----- EXERCISE DATA

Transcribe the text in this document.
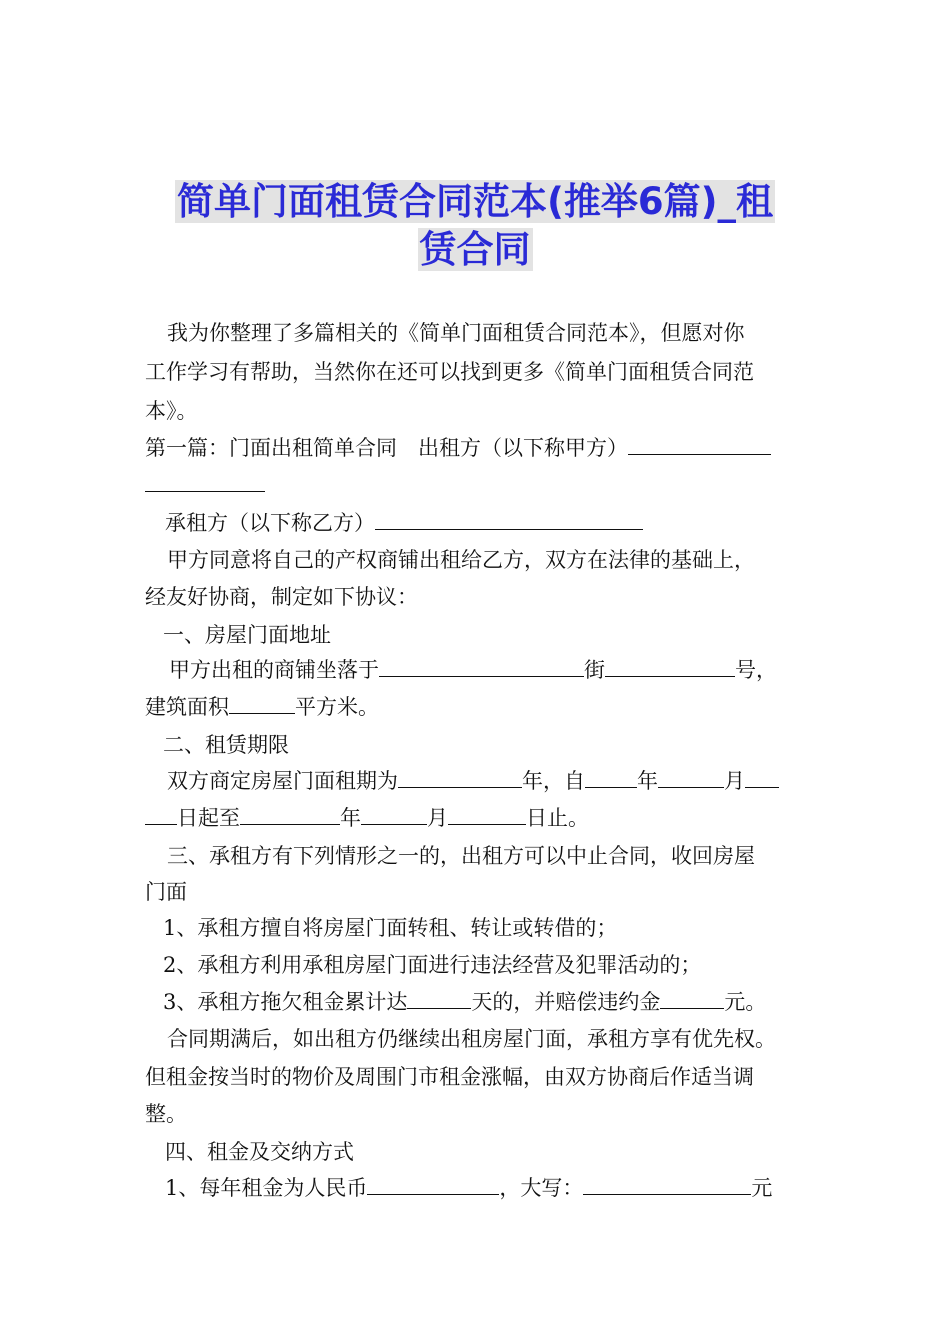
简单门面租赁合同范本(推举6篇)_租
赁合同
我为你整理了多篇相关的《简单门面租赁合同范本》，但愿对你
工作学习有帮助，当然你在还可以找到更多《简单门面租赁合同范
本》。
第一篇：门面出租简单合同　出租方（以下称甲方）
承租方（以下称乙方）
甲方同意将自己的产权商铺出租给乙方，双方在法律的基础上，
经友好协商，制定如下协议：
一、房屋门面地址
甲方出租的商铺坐落于	街	号，
建筑面积	平方米。
二、租赁期限
双方商定房屋门面租期为	年，自 年	月
日起至	年	月	日止。
三、承租方有下列情形之一的，出租方可以中止合同，收回房屋
门面
1、承租方擅自将房屋门面转租、转让或转借的；
2、承租方利用承租房屋门面进行违法经营及犯罪活动的；
3、承租方拖欠租金累计达	天的，并赔偿违约金	元。
合同期满后，如出租方仍继续出租房屋门面，承租方享有优先权。
但租金按当时的物价及周围门市租金涨幅，由双方协商后作适当调
整。
四、租金及交纳方式
1、每年租金为人民币	，大写：	元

----------

Set down every record once more, word for word, without pictures.

# [PROBLEM SOLUTION]
Transcribe the text in this document.
简单门面租赁合同范本(推举6篇)_租
赁合同
我为你整理了多篇相关的《简单门面租赁合同范本》，但愿对你
工作学习有帮助，当然你在还可以找到更多《简单门面租赁合同范
本》。
第一篇：门面出租简单合同　出租方（以下称甲方）
承租方（以下称乙方）
甲方同意将自己的产权商铺出租给乙方，双方在法律的基础上，
经友好协商，制定如下协议：
一、房屋门面地址
甲方出租的商铺坐落于	街	号，
建筑面积	平方米。
二、租赁期限
双方商定房屋门面租期为	年，自 年	月
日起至	年	月	日止。
三、承租方有下列情形之一的，出租方可以中止合同，收回房屋
门面
1、承租方擅自将房屋门面转租、转让或转借的；
2、承租方利用承租房屋门面进行违法经营及犯罪活动的；
3、承租方拖欠租金累计达	天的，并赔偿违约金	元。
合同期满后，如出租方仍继续出租房屋门面，承租方享有优先权。
但租金按当时的物价及周围门市租金涨幅，由双方协商后作适当调
整。
四、租金及交纳方式
1、每年租金为人民币	，大写：	元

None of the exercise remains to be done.